Only the lines from the one containing "What text is on this page?" through the end of the data below should be copied, each exactly as written and with both ends kept.

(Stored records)
○ ○ ○ ○ ○ ○ ○
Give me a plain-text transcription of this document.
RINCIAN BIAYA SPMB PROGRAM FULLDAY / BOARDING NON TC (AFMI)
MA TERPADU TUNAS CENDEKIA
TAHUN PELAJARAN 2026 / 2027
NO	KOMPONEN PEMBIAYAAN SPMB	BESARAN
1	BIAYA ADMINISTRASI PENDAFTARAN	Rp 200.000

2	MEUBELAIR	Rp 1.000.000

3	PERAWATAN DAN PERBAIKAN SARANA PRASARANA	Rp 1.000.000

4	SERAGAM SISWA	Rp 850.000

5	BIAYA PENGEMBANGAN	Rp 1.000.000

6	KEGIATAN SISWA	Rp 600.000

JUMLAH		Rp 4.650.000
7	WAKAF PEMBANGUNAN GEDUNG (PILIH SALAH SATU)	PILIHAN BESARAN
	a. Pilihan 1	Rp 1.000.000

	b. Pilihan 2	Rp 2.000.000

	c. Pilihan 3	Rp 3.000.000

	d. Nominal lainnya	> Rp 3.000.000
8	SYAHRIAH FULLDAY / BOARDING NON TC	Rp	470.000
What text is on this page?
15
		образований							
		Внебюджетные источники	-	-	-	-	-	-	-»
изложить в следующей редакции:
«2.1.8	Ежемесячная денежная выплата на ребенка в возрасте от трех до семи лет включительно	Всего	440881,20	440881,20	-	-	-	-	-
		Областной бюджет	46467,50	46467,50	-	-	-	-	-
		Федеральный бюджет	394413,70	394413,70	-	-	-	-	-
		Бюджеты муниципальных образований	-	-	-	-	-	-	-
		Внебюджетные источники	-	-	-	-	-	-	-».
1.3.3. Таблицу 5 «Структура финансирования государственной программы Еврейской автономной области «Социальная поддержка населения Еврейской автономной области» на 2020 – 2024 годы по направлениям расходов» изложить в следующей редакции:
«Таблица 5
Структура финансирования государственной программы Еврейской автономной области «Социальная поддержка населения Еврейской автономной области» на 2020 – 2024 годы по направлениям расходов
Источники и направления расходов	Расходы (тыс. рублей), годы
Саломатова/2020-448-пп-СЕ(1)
○ ○ ○ ○ ○ ○ ○
• **TASK OUTPUT**
What text is on this page?
15
		образований							
		Внебюджетные источники	-	-	-	-	-	-	-»
изложить в следующей редакции:
«2.1.8	Ежемесячная денежная выплата на ребенка в возрасте от трех до семи лет включительно	Всего	440881,20	440881,20	-	-	-	-	-
		Областной бюджет	46467,50	46467,50	-	-	-	-	-
		Федеральный бюджет	394413,70	394413,70	-	-	-	-	-
		Бюджеты муниципальных образований	-	-	-	-	-	-	-
		Внебюджетные источники	-	-	-	-	-	-	-».
1.3.3. Таблицу 5 «Структура финансирования государственной программы Еврейской автономной области «Социальная поддержка населения Еврейской автономной области» на 2020 – 2024 годы по направлениям расходов» изложить в следующей редакции:
«Таблица 5
Структура финансирования государственной программы Еврейской автономной области «Социальная поддержка населения Еврейской автономной области» на 2020 – 2024 годы по направлениям расходов
Источники и направления расходов	Расходы (тыс. рублей), годы
Саломатова/2020-448-пп-СЕ(1)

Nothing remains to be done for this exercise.